*Text block:*

    Reply
    • oami powers

      He’s amazing. I’ve carved some small blocks, and it is just astounding to me that someone would be able to create such a beautiful piece on that large scale. Plus, you know, the music.

      Reply
  2. Michelle Smith

    So after my sun diagnosis I read a bit of Thoreau and was really moved (and felt like it was incredibly relevant to our current culture) by his thoughts on stripping away the extraneous. And to me it resonated most with being over-technologied. I am a strong believer that part of my condition resulted in being too computer focused and all the results of that. I am healthier and more balanced when cooking, making and not chained to a electronic task maker. While I enjoy these incredibly busy months for me from October -December, I also know it takes me away from my simple pleasures of just that: cooking, taking photos, reading, hand-crafting. Hence the reasons why I struggle every year if I should continue down this path. But, I’m learning for me that the ebb and flow is good for me, as long as I incorporate the ebb and try to conscientiously stay balanced (a very slippery slope).

    Lately, I have been noticing everywhere I go people looking at their tiny phone screens instead of connecting with each other. I am a believer in changing this lifestyle and have been trying to work on it, but it is tough for me, especially when so much of my art is driven and completed by a computer. Weird and definitely an over reliance on my part.

*Raw data:*
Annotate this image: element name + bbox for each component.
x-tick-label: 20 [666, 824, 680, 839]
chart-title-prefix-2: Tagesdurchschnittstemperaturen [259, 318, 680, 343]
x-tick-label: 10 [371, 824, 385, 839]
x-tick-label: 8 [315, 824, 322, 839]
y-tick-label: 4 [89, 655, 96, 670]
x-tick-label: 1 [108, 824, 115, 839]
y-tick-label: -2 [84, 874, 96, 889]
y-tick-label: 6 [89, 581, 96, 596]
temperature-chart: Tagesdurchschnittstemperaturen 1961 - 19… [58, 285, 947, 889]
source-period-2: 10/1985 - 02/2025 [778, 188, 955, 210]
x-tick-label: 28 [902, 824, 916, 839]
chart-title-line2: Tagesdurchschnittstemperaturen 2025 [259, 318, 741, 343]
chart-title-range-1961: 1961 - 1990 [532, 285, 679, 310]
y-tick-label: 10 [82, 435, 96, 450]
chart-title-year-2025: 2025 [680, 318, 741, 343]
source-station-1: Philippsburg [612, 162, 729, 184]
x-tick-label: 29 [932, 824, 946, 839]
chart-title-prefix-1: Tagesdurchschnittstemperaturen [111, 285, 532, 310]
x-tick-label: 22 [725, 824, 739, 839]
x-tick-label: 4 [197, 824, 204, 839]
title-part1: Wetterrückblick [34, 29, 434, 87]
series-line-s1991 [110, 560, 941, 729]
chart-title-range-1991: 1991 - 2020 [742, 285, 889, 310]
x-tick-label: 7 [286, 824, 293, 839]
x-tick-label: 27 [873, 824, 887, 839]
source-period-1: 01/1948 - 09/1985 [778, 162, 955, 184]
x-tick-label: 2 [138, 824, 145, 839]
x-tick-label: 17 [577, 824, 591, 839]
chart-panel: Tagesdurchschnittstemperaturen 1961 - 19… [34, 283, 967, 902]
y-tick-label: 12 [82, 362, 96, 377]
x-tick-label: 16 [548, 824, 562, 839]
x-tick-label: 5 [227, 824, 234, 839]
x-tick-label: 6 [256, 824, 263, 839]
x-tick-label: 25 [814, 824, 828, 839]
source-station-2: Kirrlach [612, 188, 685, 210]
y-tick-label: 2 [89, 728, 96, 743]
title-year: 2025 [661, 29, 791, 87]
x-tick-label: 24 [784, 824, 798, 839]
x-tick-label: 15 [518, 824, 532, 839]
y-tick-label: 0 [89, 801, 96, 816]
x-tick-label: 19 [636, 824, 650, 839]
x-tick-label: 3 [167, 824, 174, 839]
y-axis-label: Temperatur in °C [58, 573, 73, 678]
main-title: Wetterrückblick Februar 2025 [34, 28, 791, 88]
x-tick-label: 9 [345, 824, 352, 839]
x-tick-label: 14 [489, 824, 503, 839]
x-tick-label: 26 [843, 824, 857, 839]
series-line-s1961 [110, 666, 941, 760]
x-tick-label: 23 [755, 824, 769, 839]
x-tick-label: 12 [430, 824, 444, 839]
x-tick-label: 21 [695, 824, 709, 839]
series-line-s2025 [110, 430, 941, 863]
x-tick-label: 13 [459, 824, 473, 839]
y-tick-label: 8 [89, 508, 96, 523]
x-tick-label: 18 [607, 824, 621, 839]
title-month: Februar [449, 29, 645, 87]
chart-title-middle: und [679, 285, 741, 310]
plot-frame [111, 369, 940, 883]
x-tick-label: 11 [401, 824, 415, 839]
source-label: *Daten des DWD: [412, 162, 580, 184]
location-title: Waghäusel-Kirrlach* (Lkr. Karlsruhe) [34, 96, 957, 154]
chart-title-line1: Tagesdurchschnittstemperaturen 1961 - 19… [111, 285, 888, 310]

*Exercise requirements:*
Rewrite the stretch of the reader comment on technology from "So after my" through "very slippery slope).", putting "superfluous" in place of "extraneous". The listing has nothing to do with this exercise.

*Solution:*
So after my sun diagnosis I read a bit of Thoreau and was really moved (and felt like it was incredibly relevant to our current culture) by his thoughts on stripping away the superfluous. And to me it resonated most with being over-technologied. I am a strong believer that part of my condition resulted in being too computer focused and all the results of that. I am healthier and more balanced when cooking, making and not chained to a electronic task maker. While I enjoy these incredibly busy months for me from October -December, I also know it takes me away from my simple pleasures of just that: cooking, taking photos, reading, hand-crafting. Hence the reasons why I struggle every year if I should continue down this path. But, I’m learning for me that the ebb and flow is good for me, as long as I incorporate the ebb and try to conscientiously stay balanced (a very slippery slope).